_Your objective_
In the entries below, find the lines that contain the word "turns" and copy them.

[Start of Records supplied]

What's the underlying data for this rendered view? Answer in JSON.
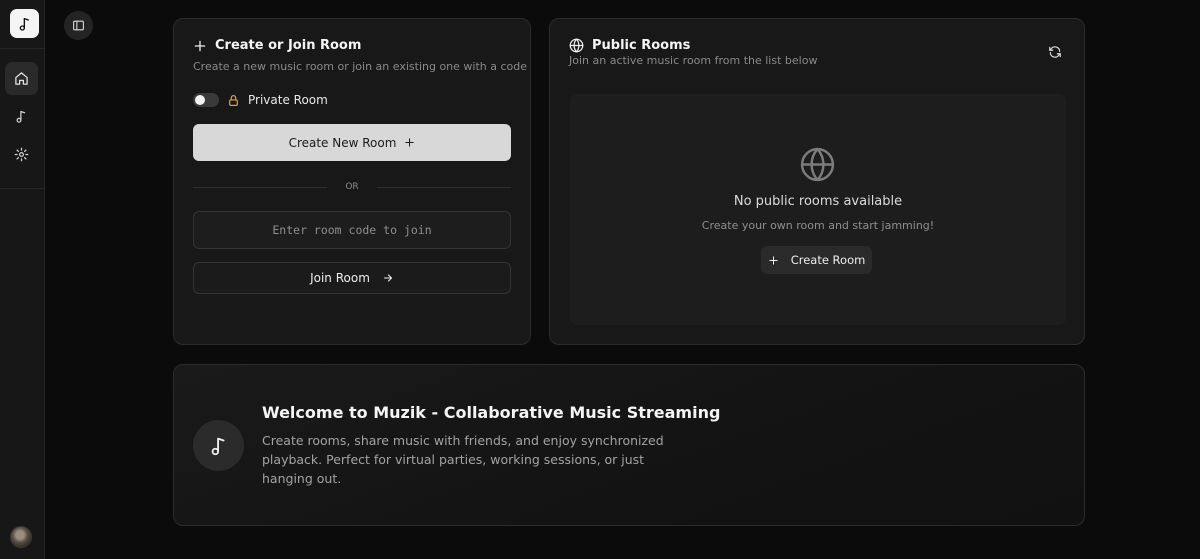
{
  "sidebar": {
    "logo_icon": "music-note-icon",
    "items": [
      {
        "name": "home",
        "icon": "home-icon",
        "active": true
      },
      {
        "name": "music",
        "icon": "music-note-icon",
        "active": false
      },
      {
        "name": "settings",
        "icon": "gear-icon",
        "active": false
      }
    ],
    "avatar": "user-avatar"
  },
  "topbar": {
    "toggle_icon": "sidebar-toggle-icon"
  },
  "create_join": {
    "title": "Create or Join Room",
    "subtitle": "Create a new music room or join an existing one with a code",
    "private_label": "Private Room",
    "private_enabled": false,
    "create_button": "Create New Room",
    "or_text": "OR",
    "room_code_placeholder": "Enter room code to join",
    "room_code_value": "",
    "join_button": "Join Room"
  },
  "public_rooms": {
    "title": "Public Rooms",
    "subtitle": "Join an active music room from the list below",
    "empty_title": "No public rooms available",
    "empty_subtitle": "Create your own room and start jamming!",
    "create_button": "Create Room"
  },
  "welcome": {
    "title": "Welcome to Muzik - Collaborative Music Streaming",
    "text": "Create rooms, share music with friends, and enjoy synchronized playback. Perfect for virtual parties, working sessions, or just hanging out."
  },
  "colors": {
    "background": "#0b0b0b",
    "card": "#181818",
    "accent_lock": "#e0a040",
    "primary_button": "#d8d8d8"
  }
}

[End of Records supplied]
[Start of Records supplied]

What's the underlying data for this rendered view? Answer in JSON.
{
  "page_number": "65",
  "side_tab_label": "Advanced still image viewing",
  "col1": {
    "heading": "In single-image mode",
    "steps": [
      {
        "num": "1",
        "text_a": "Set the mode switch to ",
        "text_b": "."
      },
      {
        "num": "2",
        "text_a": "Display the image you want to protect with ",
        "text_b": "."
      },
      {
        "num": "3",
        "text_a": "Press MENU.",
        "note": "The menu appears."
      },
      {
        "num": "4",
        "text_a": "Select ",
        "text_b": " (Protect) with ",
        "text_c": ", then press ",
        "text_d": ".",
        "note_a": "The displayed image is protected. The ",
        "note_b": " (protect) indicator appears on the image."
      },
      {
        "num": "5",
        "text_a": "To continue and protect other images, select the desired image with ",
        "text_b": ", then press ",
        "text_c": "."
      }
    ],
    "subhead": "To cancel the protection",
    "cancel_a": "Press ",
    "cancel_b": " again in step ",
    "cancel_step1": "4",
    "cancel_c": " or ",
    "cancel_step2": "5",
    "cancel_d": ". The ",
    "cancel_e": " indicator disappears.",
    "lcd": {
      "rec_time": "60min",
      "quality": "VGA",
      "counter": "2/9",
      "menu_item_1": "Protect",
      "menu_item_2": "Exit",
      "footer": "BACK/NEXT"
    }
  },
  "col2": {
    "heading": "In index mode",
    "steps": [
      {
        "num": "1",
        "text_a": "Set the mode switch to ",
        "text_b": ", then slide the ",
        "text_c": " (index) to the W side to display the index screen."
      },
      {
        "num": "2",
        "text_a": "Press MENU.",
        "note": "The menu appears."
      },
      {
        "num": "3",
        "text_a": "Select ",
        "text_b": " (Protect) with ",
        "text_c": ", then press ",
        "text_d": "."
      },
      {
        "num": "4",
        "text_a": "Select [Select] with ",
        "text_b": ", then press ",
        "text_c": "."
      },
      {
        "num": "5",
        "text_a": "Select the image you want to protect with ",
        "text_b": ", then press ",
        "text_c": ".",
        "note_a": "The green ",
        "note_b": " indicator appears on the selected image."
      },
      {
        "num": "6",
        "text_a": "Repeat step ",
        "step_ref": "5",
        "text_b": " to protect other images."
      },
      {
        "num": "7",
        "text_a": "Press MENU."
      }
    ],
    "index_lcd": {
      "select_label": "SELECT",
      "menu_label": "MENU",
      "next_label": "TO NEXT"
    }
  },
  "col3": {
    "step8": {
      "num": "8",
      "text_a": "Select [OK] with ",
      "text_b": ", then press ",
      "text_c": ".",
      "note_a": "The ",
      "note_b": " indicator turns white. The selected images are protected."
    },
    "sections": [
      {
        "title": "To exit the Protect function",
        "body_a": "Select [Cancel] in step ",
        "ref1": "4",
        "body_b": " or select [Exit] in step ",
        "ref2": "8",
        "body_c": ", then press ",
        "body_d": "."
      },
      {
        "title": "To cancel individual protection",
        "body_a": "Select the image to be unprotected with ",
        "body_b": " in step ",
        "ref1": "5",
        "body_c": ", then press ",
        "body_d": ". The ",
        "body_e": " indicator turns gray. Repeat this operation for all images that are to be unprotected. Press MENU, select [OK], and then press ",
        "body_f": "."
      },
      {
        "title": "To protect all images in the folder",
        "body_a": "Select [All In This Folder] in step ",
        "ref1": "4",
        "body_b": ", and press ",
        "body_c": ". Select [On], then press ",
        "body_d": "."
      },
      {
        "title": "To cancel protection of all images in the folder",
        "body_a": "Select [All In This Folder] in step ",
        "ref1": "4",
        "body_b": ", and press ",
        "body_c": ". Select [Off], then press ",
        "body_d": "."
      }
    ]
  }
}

[End of Records supplied]

_Reply to the exercise_
      "note_b": " indicator turns white. The selected images are protected."
        "body_e": " indicator turns gray. Repeat this operation for all images that are to be unprotected. Press MENU, select [OK], and then press ",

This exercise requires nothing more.